■ **GOAL OF THE EXERCISE**:
Read through the entries below and return each line with the word "this".

DATASET EXCERPTS start

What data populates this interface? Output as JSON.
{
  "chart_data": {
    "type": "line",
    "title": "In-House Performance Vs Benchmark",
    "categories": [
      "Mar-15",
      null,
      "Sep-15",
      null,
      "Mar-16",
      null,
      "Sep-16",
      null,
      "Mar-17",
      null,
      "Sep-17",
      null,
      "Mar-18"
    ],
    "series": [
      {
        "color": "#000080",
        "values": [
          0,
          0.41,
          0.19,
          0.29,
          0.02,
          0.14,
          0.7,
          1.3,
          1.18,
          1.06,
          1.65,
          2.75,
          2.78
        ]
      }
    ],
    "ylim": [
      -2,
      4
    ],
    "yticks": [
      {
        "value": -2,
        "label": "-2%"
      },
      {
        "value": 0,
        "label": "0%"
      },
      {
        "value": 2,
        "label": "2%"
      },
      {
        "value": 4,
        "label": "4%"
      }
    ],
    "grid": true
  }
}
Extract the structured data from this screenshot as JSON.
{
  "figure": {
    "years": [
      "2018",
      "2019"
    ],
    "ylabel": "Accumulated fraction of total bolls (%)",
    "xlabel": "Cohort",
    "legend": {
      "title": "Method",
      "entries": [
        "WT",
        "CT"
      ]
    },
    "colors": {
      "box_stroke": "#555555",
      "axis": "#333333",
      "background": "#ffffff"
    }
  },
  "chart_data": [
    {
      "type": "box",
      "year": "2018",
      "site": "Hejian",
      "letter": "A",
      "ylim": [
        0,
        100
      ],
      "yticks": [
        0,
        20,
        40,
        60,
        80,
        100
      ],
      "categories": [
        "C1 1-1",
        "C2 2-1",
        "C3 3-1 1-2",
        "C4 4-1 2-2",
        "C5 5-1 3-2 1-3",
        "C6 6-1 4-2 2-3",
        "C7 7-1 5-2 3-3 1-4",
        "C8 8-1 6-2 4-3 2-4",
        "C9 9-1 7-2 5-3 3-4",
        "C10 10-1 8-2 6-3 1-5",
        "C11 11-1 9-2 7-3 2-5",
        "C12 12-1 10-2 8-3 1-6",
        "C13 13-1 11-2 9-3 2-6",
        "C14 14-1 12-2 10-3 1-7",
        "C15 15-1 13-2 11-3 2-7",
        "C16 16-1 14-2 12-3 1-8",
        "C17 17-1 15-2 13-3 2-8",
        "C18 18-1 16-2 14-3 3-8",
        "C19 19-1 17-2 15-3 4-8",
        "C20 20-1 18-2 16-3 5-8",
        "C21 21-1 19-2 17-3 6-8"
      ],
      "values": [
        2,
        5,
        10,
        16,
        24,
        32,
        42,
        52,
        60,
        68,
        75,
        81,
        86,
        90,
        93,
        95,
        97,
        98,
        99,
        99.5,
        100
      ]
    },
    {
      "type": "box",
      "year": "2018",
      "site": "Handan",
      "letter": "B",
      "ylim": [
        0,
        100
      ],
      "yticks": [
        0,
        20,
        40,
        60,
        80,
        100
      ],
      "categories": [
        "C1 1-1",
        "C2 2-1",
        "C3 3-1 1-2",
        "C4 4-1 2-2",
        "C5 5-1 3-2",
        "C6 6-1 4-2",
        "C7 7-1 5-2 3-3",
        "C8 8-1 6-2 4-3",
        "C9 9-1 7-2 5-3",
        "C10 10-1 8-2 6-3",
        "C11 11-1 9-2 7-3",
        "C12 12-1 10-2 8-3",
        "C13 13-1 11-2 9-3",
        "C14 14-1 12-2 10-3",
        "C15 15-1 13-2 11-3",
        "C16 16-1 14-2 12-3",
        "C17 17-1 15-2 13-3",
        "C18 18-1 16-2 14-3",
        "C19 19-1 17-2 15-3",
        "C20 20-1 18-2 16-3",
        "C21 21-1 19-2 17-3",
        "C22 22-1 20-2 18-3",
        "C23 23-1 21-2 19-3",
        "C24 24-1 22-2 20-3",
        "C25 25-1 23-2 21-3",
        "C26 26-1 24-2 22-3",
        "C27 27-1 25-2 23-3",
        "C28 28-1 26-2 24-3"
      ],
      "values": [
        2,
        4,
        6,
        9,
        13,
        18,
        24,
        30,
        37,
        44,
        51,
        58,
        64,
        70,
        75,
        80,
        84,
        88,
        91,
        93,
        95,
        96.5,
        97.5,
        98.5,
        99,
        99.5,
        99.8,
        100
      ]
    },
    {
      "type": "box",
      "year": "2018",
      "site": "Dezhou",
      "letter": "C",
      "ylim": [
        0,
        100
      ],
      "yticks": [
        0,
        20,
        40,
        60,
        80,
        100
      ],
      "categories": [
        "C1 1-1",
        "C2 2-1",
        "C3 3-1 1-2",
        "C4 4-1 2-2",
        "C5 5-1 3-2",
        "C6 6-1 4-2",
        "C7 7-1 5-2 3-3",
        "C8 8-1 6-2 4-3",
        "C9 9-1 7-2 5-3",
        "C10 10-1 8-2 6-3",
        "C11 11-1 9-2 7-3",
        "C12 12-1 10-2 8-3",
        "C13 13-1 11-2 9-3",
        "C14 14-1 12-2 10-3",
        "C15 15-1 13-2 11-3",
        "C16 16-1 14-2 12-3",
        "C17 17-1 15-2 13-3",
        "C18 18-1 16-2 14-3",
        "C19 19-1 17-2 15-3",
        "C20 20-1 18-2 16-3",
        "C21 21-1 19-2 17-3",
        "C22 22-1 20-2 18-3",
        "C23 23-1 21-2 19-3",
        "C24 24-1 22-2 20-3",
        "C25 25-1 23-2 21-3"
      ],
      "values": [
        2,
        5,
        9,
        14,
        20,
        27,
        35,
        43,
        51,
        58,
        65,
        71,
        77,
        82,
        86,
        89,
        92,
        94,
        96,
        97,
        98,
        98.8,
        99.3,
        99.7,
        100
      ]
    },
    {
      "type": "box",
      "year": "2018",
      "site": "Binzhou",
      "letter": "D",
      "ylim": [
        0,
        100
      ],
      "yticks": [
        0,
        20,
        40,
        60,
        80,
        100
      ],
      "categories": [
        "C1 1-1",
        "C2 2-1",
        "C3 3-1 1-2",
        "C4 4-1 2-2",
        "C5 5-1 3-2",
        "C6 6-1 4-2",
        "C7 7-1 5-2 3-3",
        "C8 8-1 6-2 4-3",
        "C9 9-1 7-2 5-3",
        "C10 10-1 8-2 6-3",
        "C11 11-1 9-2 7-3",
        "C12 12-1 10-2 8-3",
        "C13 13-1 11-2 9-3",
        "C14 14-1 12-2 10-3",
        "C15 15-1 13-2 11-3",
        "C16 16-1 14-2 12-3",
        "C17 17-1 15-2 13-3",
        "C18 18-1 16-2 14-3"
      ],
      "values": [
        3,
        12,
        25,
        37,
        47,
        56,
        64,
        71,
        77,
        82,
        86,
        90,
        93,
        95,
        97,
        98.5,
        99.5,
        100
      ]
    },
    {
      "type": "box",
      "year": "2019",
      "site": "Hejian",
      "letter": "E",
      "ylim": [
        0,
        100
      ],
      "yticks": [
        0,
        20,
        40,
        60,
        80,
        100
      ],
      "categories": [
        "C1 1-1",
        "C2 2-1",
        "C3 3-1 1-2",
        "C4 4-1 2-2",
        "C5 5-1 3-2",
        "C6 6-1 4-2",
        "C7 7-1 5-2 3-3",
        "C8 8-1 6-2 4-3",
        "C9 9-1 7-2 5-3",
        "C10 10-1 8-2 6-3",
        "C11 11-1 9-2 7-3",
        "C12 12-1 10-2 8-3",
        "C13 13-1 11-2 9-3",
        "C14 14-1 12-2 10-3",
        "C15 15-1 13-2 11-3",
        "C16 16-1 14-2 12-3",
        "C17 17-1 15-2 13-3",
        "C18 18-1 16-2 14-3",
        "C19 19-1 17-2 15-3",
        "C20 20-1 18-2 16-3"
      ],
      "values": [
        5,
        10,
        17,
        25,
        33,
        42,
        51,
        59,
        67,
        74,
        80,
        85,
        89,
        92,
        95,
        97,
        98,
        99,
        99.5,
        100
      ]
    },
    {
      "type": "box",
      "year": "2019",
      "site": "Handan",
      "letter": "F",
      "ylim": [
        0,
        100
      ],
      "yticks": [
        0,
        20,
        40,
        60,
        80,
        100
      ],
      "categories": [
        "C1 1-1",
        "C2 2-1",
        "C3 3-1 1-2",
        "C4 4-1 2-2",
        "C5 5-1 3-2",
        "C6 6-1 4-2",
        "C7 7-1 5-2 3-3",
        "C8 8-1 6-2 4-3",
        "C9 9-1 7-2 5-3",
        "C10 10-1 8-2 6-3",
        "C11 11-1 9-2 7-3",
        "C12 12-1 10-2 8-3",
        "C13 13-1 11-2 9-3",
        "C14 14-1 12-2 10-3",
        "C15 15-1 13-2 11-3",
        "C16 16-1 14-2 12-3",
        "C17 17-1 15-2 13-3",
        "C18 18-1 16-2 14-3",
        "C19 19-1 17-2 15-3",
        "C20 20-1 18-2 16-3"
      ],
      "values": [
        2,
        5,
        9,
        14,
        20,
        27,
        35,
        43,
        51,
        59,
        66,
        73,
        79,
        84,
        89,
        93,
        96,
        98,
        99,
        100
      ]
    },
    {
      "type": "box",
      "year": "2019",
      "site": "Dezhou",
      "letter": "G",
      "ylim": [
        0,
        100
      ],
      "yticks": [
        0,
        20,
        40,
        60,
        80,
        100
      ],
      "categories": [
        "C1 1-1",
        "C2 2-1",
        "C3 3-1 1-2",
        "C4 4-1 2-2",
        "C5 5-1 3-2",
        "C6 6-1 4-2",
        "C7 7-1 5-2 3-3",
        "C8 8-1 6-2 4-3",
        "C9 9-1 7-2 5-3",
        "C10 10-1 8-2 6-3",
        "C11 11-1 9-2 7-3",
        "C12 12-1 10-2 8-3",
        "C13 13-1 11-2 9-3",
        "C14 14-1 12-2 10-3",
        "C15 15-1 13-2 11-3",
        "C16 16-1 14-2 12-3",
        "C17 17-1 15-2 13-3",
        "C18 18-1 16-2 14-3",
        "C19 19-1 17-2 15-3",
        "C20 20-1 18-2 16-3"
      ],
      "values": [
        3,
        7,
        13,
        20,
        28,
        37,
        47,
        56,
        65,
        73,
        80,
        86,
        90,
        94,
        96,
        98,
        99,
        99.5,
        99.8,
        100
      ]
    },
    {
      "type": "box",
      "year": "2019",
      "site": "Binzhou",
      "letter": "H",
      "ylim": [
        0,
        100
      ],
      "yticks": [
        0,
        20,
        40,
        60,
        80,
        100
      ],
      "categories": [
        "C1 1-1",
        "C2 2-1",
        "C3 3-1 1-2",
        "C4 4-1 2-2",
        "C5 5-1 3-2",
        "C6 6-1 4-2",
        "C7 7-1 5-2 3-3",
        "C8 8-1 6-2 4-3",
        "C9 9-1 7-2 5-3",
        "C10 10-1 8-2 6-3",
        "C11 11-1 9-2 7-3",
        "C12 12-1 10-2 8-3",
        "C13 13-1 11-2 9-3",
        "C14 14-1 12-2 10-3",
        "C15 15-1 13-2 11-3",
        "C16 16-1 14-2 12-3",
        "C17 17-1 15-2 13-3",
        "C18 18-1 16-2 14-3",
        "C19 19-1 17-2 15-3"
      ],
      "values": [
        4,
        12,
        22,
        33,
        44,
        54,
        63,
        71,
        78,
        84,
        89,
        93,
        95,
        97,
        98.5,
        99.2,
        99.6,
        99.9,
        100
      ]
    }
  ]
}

DATASET EXCERPTS end

■ **RESULT OF THE EXERCISE**:
What data populates this interface? Output as JSON.
Extract the structured data from this screenshot as JSON.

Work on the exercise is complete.